Short exercise –
Reproduce all lines of the listing below in which the word "trade" occurs.

Rows –
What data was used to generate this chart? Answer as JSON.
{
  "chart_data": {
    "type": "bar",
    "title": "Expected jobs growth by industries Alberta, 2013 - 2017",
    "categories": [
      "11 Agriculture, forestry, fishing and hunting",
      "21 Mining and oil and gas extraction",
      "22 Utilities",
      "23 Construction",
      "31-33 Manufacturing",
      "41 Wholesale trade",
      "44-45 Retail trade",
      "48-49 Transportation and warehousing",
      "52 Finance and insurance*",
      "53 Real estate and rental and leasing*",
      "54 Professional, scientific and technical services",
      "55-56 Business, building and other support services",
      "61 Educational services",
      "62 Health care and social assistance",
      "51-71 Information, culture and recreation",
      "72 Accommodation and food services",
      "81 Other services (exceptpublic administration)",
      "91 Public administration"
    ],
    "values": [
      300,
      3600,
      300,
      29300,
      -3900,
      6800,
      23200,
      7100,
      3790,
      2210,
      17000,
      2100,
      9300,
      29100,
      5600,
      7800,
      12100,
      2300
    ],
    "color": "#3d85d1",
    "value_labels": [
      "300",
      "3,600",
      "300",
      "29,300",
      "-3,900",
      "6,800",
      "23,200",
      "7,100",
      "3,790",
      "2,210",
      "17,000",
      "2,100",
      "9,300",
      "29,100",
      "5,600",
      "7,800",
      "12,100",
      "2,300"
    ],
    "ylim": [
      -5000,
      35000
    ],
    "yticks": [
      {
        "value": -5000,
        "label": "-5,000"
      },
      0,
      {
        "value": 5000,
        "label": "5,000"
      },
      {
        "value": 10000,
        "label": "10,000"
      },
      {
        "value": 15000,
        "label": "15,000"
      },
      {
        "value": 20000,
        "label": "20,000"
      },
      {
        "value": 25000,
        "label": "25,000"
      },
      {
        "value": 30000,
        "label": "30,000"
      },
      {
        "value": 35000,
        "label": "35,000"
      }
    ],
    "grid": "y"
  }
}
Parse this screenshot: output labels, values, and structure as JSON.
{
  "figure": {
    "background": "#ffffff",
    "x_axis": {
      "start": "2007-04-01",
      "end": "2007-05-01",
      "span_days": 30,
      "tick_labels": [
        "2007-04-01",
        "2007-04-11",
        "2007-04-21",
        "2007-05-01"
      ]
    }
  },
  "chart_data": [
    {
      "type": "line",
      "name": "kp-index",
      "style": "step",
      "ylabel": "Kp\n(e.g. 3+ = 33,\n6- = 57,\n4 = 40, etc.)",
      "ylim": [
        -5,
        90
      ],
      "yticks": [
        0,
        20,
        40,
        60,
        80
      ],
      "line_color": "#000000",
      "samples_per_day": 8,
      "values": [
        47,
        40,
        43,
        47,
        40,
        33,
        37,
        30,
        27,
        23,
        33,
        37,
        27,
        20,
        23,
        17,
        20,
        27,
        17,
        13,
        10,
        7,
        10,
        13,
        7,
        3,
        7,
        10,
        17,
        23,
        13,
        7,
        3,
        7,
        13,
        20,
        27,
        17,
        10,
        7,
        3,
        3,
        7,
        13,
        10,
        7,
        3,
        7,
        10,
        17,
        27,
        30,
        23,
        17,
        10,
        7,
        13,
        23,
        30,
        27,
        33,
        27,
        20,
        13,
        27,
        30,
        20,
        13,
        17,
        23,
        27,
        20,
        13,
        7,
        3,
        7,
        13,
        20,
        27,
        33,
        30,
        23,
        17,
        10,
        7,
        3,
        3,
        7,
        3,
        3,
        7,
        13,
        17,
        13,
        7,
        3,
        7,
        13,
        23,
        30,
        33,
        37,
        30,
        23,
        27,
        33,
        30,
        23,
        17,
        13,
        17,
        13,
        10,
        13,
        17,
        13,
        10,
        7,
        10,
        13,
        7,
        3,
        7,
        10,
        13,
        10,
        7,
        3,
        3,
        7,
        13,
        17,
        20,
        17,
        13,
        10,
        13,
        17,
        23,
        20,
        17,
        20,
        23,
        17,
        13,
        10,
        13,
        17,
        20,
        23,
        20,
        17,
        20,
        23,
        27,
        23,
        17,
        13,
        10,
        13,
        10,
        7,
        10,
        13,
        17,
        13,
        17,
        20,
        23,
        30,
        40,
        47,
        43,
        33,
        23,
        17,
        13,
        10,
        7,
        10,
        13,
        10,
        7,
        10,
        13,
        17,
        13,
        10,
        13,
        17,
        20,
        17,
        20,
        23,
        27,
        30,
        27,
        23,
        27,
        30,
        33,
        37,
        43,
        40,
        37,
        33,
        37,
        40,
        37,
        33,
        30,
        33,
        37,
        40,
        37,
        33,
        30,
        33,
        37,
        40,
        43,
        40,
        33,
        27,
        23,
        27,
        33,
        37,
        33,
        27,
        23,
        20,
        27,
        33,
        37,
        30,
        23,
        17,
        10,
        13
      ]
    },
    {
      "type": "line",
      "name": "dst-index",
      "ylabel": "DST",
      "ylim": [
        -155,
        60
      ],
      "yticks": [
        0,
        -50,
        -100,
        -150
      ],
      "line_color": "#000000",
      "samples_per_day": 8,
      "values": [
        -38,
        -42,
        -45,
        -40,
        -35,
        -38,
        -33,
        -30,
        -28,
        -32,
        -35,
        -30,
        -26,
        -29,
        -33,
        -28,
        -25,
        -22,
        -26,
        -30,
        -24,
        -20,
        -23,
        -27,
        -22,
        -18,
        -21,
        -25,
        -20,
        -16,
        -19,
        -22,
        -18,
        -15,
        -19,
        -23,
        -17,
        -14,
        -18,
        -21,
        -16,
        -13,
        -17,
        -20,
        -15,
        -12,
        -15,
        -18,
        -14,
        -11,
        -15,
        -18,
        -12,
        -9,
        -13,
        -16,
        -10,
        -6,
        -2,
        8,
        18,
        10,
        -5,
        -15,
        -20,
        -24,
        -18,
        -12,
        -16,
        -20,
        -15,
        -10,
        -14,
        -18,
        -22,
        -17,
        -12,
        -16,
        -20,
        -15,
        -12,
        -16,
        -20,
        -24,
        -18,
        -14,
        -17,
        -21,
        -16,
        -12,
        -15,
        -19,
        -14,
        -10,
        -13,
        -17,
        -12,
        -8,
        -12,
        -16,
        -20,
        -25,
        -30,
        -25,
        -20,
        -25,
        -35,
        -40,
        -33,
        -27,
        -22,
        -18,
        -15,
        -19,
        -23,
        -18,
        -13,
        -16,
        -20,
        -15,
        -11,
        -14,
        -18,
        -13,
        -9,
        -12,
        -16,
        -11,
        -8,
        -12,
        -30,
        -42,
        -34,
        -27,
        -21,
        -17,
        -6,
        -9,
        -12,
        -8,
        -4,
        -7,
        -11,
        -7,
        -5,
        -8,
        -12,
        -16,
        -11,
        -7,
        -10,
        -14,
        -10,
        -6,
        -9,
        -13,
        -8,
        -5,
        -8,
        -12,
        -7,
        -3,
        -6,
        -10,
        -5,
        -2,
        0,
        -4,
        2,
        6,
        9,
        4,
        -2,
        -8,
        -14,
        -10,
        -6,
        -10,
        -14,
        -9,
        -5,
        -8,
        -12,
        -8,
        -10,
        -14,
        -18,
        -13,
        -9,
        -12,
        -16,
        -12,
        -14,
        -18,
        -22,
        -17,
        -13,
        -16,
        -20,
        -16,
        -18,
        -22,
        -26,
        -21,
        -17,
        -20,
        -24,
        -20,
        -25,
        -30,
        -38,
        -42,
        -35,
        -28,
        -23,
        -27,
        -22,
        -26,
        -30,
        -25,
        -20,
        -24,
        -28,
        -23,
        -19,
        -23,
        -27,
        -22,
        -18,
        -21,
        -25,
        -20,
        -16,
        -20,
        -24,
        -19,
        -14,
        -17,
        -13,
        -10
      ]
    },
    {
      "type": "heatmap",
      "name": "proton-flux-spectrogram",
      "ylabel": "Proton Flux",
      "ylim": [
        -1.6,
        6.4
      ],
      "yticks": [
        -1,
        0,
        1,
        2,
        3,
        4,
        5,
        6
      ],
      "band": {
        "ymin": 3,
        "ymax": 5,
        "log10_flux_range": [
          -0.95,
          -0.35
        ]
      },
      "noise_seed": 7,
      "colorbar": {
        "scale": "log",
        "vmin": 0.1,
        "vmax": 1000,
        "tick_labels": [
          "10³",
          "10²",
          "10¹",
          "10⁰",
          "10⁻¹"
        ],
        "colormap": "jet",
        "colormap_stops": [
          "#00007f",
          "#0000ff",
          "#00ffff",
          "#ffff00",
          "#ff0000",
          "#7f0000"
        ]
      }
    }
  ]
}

Written response –
      "41 Wholesale trade",
      "44-45 Retail trade",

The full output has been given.